Source data |
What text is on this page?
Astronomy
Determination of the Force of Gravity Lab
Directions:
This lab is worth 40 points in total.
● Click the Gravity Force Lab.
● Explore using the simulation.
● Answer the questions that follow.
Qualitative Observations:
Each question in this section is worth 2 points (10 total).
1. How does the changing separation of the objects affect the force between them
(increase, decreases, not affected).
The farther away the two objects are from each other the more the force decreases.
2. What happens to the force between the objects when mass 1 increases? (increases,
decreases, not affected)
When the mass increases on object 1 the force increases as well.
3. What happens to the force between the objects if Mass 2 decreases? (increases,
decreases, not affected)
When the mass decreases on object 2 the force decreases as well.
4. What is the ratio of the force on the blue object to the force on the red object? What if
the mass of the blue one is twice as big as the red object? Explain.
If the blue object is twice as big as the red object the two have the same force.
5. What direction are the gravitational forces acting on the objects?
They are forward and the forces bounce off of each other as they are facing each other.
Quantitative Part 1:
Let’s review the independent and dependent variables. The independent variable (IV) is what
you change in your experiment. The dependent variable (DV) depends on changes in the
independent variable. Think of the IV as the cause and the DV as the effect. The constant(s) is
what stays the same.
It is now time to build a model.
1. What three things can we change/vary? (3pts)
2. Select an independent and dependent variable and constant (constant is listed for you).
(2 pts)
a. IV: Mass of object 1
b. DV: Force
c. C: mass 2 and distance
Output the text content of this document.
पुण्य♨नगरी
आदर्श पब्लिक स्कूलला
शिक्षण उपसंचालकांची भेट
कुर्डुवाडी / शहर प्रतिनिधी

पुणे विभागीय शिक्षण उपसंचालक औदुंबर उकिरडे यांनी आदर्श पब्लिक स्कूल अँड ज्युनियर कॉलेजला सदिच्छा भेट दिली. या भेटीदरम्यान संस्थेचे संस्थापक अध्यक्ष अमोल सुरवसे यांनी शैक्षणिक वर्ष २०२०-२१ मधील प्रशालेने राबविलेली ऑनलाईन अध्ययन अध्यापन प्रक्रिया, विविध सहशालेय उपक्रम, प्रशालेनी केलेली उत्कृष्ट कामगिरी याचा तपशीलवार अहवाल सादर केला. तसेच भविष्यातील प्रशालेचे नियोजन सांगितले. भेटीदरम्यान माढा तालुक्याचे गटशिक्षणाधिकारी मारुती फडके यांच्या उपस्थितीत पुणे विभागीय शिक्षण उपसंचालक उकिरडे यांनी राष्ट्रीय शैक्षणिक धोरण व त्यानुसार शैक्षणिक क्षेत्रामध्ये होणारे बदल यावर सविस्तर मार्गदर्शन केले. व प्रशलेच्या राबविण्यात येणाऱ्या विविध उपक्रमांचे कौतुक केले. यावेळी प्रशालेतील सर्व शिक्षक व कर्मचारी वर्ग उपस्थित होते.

Given exercise | Without leaving anything out, give the entries again exactly.

Task answer |
What text is on this page?
Astronomy
Determination of the Force of Gravity Lab
Directions:
This lab is worth 40 points in total.
● Click the Gravity Force Lab.
● Explore using the simulation.
● Answer the questions that follow.
Qualitative Observations:
Each question in this section is worth 2 points (10 total).
1. How does the changing separation of the objects affect the force between them
(increase, decreases, not affected).
The farther away the two objects are from each other the more the force decreases.
2. What happens to the force between the objects when mass 1 increases? (increases,
decreases, not affected)
When the mass increases on object 1 the force increases as well.
3. What happens to the force between the objects if Mass 2 decreases? (increases,
decreases, not affected)
When the mass decreases on object 2 the force decreases as well.
4. What is the ratio of the force on the blue object to the force on the red object? What if
the mass of the blue one is twice as big as the red object? Explain.
If the blue object is twice as big as the red object the two have the same force.
5. What direction are the gravitational forces acting on the objects?
They are forward and the forces bounce off of each other as they are facing each other.
Quantitative Part 1:
Let’s review the independent and dependent variables. The independent variable (IV) is what
you change in your experiment. The dependent variable (DV) depends on changes in the
independent variable. Think of the IV as the cause and the DV as the effect. The constant(s) is
what stays the same.
It is now time to build a model.
1. What three things can we change/vary? (3pts)
2. Select an independent and dependent variable and constant (constant is listed for you).
(2 pts)
a. IV: Mass of object 1
b. DV: Force
c. C: mass 2 and distance
Output the text content of this document.
पुण्य♨नगरी
आदर्श पब्लिक स्कूलला
शिक्षण उपसंचालकांची भेट
कुर्डुवाडी / शहर प्रतिनिधी

पुणे विभागीय शिक्षण उपसंचालक औदुंबर उकिरडे यांनी आदर्श पब्लिक स्कूल अँड ज्युनियर कॉलेजला सदिच्छा भेट दिली. या भेटीदरम्यान संस्थेचे संस्थापक अध्यक्ष अमोल सुरवसे यांनी शैक्षणिक वर्ष २०२०-२१ मधील प्रशालेने राबविलेली ऑनलाईन अध्ययन अध्यापन प्रक्रिया, विविध सहशालेय उपक्रम, प्रशालेनी केलेली उत्कृष्ट कामगिरी याचा तपशीलवार अहवाल सादर केला. तसेच भविष्यातील प्रशालेचे नियोजन सांगितले. भेटीदरम्यान माढा तालुक्याचे गटशिक्षणाधिकारी मारुती फडके यांच्या उपस्थितीत पुणे विभागीय शिक्षण उपसंचालक उकिरडे यांनी राष्ट्रीय शैक्षणिक धोरण व त्यानुसार शैक्षणिक क्षेत्रामध्ये होणारे बदल यावर सविस्तर मार्गदर्शन केले. व प्रशलेच्या राबविण्यात येणाऱ्या विविध उपक्रमांचे कौतुक केले. यावेळी प्रशालेतील सर्व शिक्षक व कर्मचारी वर्ग उपस्थित होते.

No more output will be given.